**EXERCISE BRIEF**. Your task is to copy the listing exactly. Drop any pictures from the copy.

**Data extracted from a collection**.

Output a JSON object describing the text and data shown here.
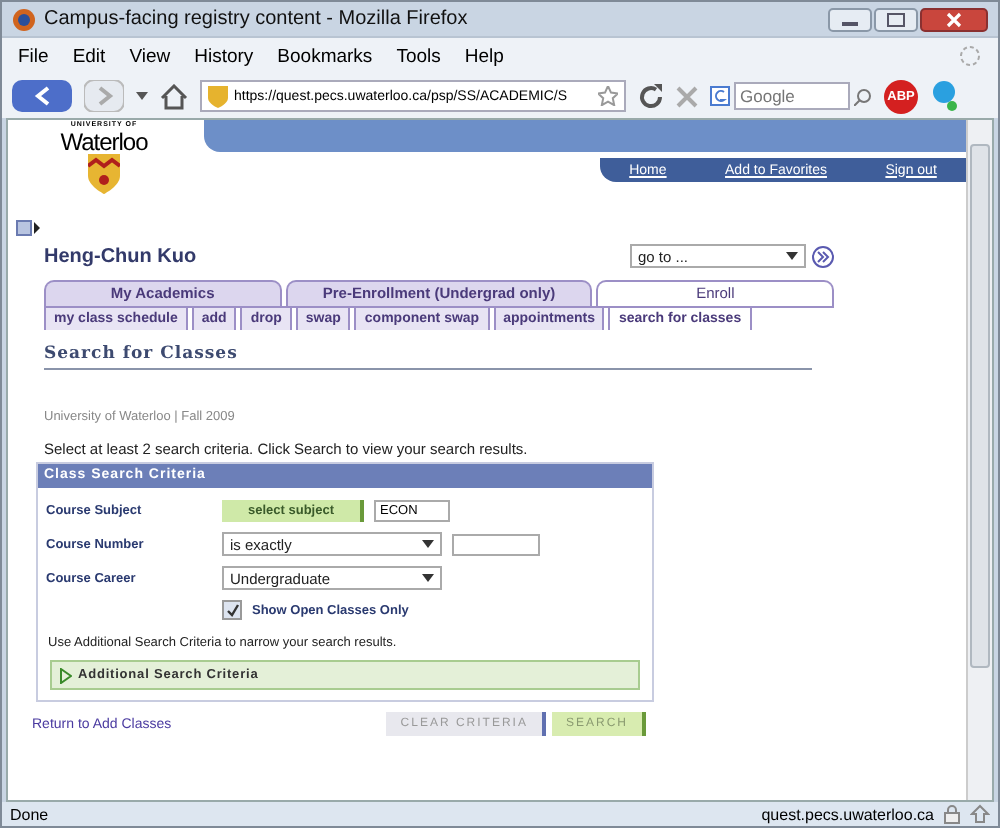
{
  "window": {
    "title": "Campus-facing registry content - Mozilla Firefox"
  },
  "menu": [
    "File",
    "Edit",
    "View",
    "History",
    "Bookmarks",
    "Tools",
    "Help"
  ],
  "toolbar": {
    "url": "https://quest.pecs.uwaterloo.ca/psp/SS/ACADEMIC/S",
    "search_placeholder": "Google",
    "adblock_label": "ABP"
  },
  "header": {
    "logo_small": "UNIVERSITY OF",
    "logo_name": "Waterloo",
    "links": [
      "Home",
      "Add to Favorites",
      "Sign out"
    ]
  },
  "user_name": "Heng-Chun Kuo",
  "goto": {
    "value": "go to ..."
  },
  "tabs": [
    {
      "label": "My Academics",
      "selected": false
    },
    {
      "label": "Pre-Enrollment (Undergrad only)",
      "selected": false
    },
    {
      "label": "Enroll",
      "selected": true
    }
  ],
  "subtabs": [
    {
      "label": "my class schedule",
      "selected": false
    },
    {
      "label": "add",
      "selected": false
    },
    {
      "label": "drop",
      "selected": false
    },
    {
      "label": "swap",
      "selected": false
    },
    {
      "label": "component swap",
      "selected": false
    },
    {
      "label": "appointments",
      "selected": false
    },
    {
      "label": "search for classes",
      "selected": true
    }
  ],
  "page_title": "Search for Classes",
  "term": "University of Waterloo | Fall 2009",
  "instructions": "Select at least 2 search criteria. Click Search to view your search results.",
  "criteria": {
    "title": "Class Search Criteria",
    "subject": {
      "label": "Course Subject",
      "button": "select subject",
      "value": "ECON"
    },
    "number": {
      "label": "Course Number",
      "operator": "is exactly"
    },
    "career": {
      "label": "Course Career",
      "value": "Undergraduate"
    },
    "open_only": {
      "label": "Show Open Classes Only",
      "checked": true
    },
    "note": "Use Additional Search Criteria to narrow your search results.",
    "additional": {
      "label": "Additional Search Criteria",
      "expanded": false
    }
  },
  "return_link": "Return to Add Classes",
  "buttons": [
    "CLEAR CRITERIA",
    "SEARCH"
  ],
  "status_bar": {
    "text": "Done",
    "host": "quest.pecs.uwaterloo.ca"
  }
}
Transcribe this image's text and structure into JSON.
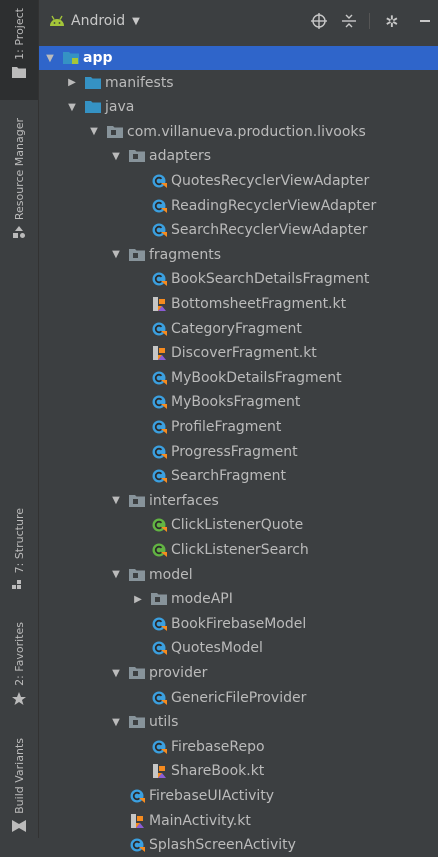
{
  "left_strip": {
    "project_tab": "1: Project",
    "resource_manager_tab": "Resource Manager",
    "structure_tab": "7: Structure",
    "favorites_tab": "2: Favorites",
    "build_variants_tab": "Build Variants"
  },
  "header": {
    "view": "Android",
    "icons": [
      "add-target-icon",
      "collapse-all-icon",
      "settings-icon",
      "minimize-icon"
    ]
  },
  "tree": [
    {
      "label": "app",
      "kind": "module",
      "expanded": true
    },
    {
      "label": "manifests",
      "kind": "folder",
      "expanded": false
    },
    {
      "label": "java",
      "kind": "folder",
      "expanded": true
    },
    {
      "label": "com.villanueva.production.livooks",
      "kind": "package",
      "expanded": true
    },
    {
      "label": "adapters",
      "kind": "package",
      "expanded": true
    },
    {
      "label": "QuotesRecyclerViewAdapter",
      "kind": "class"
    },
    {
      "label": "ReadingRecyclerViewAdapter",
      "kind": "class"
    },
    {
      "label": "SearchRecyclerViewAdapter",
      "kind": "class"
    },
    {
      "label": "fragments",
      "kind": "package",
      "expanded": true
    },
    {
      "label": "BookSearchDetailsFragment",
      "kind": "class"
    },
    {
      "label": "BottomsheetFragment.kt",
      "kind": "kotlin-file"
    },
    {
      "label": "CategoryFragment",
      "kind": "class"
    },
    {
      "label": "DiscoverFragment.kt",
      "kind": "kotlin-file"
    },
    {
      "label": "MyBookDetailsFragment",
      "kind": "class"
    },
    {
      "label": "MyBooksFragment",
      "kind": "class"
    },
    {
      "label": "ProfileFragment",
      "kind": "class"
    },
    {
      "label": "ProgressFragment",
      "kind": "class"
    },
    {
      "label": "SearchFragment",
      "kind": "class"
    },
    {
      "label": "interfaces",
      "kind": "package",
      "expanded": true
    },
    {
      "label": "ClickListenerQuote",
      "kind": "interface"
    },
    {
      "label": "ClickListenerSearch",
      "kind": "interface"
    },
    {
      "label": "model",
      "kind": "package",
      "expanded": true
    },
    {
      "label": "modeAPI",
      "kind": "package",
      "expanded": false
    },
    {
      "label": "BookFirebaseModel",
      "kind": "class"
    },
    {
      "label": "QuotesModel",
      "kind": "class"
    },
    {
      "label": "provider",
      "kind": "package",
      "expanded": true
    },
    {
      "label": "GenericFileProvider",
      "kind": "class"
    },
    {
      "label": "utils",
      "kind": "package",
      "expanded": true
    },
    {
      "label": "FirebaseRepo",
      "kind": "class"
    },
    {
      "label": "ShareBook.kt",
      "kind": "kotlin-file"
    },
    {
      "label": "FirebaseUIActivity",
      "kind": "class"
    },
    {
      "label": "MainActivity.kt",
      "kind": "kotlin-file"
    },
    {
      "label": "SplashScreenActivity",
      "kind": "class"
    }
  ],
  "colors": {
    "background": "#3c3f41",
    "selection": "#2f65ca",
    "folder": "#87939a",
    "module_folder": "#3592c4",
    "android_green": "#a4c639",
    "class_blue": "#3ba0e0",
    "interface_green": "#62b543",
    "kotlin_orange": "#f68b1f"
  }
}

**SOLUTION FOR THIS PROBLEM**.
Output a JSON object describing the text and data shown here.
{
  "window": {
    "title": "Campus-facing registry content - Mozilla Firefox"
  },
  "menu": [
    "File",
    "Edit",
    "View",
    "History",
    "Bookmarks",
    "Tools",
    "Help"
  ],
  "toolbar": {
    "url": "https://quest.pecs.uwaterloo.ca/psp/SS/ACADEMIC/S",
    "search_placeholder": "Google",
    "adblock_label": "ABP"
  },
  "header": {
    "logo_small": "UNIVERSITY OF",
    "logo_name": "Waterloo",
    "links": [
      "Home",
      "Add to Favorites",
      "Sign out"
    ]
  },
  "user_name": "Heng-Chun Kuo",
  "goto": {
    "value": "go to ..."
  },
  "tabs": [
    {
      "label": "My Academics",
      "selected": false
    },
    {
      "label": "Pre-Enrollment (Undergrad only)",
      "selected": false
    },
    {
      "label": "Enroll",
      "selected": true
    }
  ],
  "subtabs": [
    {
      "label": "my class schedule",
      "selected": false
    },
    {
      "label": "add",
      "selected": false
    },
    {
      "label": "drop",
      "selected": false
    },
    {
      "label": "swap",
      "selected": false
    },
    {
      "label": "component swap",
      "selected": false
    },
    {
      "label": "appointments",
      "selected": false
    },
    {
      "label": "search for classes",
      "selected": true
    }
  ],
  "page_title": "Search for Classes",
  "term": "University of Waterloo | Fall 2009",
  "instructions": "Select at least 2 search criteria. Click Search to view your search results.",
  "criteria": {
    "title": "Class Search Criteria",
    "subject": {
      "label": "Course Subject",
      "button": "select subject",
      "value": "ECON"
    },
    "number": {
      "label": "Course Number",
      "operator": "is exactly"
    },
    "career": {
      "label": "Course Career",
      "value": "Undergraduate"
    },
    "open_only": {
      "label": "Show Open Classes Only",
      "checked": true
    },
    "note": "Use Additional Search Criteria to narrow your search results.",
    "additional": {
      "label": "Additional Search Criteria",
      "expanded": false
    }
  },
  "return_link": "Return to Add Classes",
  "buttons": [
    "CLEAR CRITERIA",
    "SEARCH"
  ],
  "status_bar": {
    "text": "Done",
    "host": "quest.pecs.uwaterloo.ca"
  }
}
Transcribe this image's text and structure into JSON.
{
  "left_strip": {
    "project_tab": "1: Project",
    "resource_manager_tab": "Resource Manager",
    "structure_tab": "7: Structure",
    "favorites_tab": "2: Favorites",
    "build_variants_tab": "Build Variants"
  },
  "header": {
    "view": "Android",
    "icons": [
      "add-target-icon",
      "collapse-all-icon",
      "settings-icon",
      "minimize-icon"
    ]
  },
  "tree": [
    {
      "label": "app",
      "kind": "module",
      "expanded": true
    },
    {
      "label": "manifests",
      "kind": "folder",
      "expanded": false
    },
    {
      "label": "java",
      "kind": "folder",
      "expanded": true
    },
    {
      "label": "com.villanueva.production.livooks",
      "kind": "package",
      "expanded": true
    },
    {
      "label": "adapters",
      "kind": "package",
      "expanded": true
    },
    {
      "label": "QuotesRecyclerViewAdapter",
      "kind": "class"
    },
    {
      "label": "ReadingRecyclerViewAdapter",
      "kind": "class"
    },
    {
      "label": "SearchRecyclerViewAdapter",
      "kind": "class"
    },
    {
      "label": "fragments",
      "kind": "package",
      "expanded": true
    },
    {
      "label": "BookSearchDetailsFragment",
      "kind": "class"
    },
    {
      "label": "BottomsheetFragment.kt",
      "kind": "kotlin-file"
    },
    {
      "label": "CategoryFragment",
      "kind": "class"
    },
    {
      "label": "DiscoverFragment.kt",
      "kind": "kotlin-file"
    },
    {
      "label": "MyBookDetailsFragment",
      "kind": "class"
    },
    {
      "label": "MyBooksFragment",
      "kind": "class"
    },
    {
      "label": "ProfileFragment",
      "kind": "class"
    },
    {
      "label": "ProgressFragment",
      "kind": "class"
    },
    {
      "label": "SearchFragment",
      "kind": "class"
    },
    {
      "label": "interfaces",
      "kind": "package",
      "expanded": true
    },
    {
      "label": "ClickListenerQuote",
      "kind": "interface"
    },
    {
      "label": "ClickListenerSearch",
      "kind": "interface"
    },
    {
      "label": "model",
      "kind": "package",
      "expanded": true
    },
    {
      "label": "modeAPI",
      "kind": "package",
      "expanded": false
    },
    {
      "label": "BookFirebaseModel",
      "kind": "class"
    },
    {
      "label": "QuotesModel",
      "kind": "class"
    },
    {
      "label": "provider",
      "kind": "package",
      "expanded": true
    },
    {
      "label": "GenericFileProvider",
      "kind": "class"
    },
    {
      "label": "utils",
      "kind": "package",
      "expanded": true
    },
    {
      "label": "FirebaseRepo",
      "kind": "class"
    },
    {
      "label": "ShareBook.kt",
      "kind": "kotlin-file"
    },
    {
      "label": "FirebaseUIActivity",
      "kind": "class"
    },
    {
      "label": "MainActivity.kt",
      "kind": "kotlin-file"
    },
    {
      "label": "SplashScreenActivity",
      "kind": "class"
    }
  ],
  "colors": {
    "background": "#3c3f41",
    "selection": "#2f65ca",
    "folder": "#87939a",
    "module_folder": "#3592c4",
    "android_green": "#a4c639",
    "class_blue": "#3ba0e0",
    "interface_green": "#62b543",
    "kotlin_orange": "#f68b1f"
  }
}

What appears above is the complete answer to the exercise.